◆ EXERCISE MATERIALS ◆
□ □ □ □ □ □ □

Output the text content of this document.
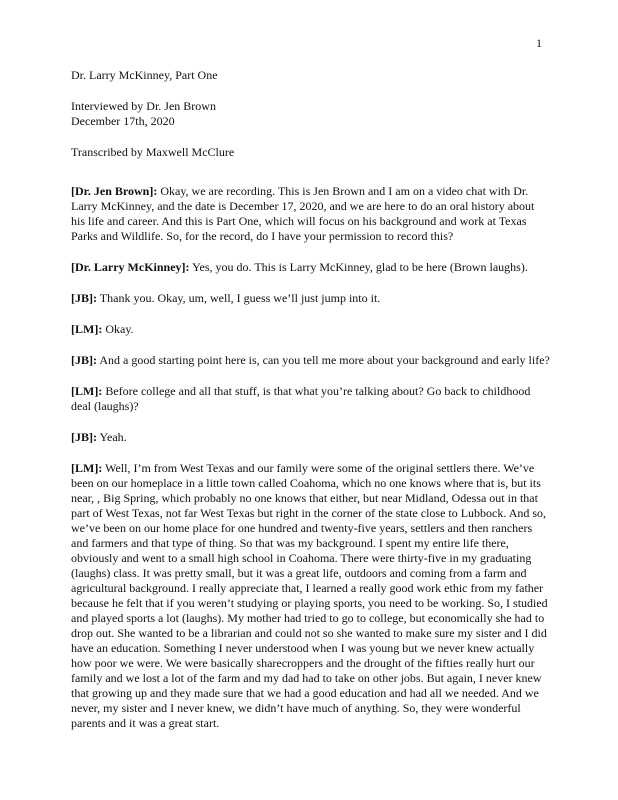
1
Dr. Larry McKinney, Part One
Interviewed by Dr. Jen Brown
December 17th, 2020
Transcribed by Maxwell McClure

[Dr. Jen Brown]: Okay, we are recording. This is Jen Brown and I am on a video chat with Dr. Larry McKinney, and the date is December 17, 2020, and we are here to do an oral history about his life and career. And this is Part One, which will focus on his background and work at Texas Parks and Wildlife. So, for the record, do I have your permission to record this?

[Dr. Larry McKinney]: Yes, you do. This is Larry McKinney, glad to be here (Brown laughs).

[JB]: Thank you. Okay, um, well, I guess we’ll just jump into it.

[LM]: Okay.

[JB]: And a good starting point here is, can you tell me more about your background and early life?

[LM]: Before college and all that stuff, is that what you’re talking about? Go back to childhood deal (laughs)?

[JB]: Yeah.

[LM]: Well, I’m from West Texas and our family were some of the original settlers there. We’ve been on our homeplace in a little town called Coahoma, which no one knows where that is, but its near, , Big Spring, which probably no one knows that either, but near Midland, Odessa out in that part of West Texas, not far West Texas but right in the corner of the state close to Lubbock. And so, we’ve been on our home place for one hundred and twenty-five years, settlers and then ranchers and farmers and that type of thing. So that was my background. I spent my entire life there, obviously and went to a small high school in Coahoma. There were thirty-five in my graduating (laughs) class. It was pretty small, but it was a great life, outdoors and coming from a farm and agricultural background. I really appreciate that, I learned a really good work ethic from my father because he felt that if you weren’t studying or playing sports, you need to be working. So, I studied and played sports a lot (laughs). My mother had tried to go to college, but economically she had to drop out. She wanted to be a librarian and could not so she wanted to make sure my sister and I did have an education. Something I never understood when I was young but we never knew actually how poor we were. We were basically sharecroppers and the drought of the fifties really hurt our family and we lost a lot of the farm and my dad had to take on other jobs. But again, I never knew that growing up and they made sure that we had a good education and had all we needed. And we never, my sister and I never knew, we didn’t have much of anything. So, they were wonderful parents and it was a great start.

□ □ □ □ □ □ □

◆ WHAT IS BEING ASKED ◆
Transcribe the whole listing exactly. Pictures stay out of your copy.

◆ WORKED SOLUTION ◆
Output the text content of this document.
1
Dr. Larry McKinney, Part One
Interviewed by Dr. Jen Brown
December 17th, 2020
Transcribed by Maxwell McClure

[Dr. Jen Brown]: Okay, we are recording. This is Jen Brown and I am on a video chat with Dr. Larry McKinney, and the date is December 17, 2020, and we are here to do an oral history about his life and career. And this is Part One, which will focus on his background and work at Texas Parks and Wildlife. So, for the record, do I have your permission to record this?

[Dr. Larry McKinney]: Yes, you do. This is Larry McKinney, glad to be here (Brown laughs).

[JB]: Thank you. Okay, um, well, I guess we’ll just jump into it.

[LM]: Okay.

[JB]: And a good starting point here is, can you tell me more about your background and early life?

[LM]: Before college and all that stuff, is that what you’re talking about? Go back to childhood deal (laughs)?

[JB]: Yeah.

[LM]: Well, I’m from West Texas and our family were some of the original settlers there. We’ve been on our homeplace in a little town called Coahoma, which no one knows where that is, but its near, , Big Spring, which probably no one knows that either, but near Midland, Odessa out in that part of West Texas, not far West Texas but right in the corner of the state close to Lubbock. And so, we’ve been on our home place for one hundred and twenty-five years, settlers and then ranchers and farmers and that type of thing. So that was my background. I spent my entire life there, obviously and went to a small high school in Coahoma. There were thirty-five in my graduating (laughs) class. It was pretty small, but it was a great life, outdoors and coming from a farm and agricultural background. I really appreciate that, I learned a really good work ethic from my father because he felt that if you weren’t studying or playing sports, you need to be working. So, I studied and played sports a lot (laughs). My mother had tried to go to college, but economically she had to drop out. She wanted to be a librarian and could not so she wanted to make sure my sister and I did have an education. Something I never understood when I was young but we never knew actually how poor we were. We were basically sharecroppers and the drought of the fifties really hurt our family and we lost a lot of the farm and my dad had to take on other jobs. But again, I never knew that growing up and they made sure that we had a good education and had all we needed. And we never, my sister and I never knew, we didn’t have much of anything. So, they were wonderful parents and it was a great start.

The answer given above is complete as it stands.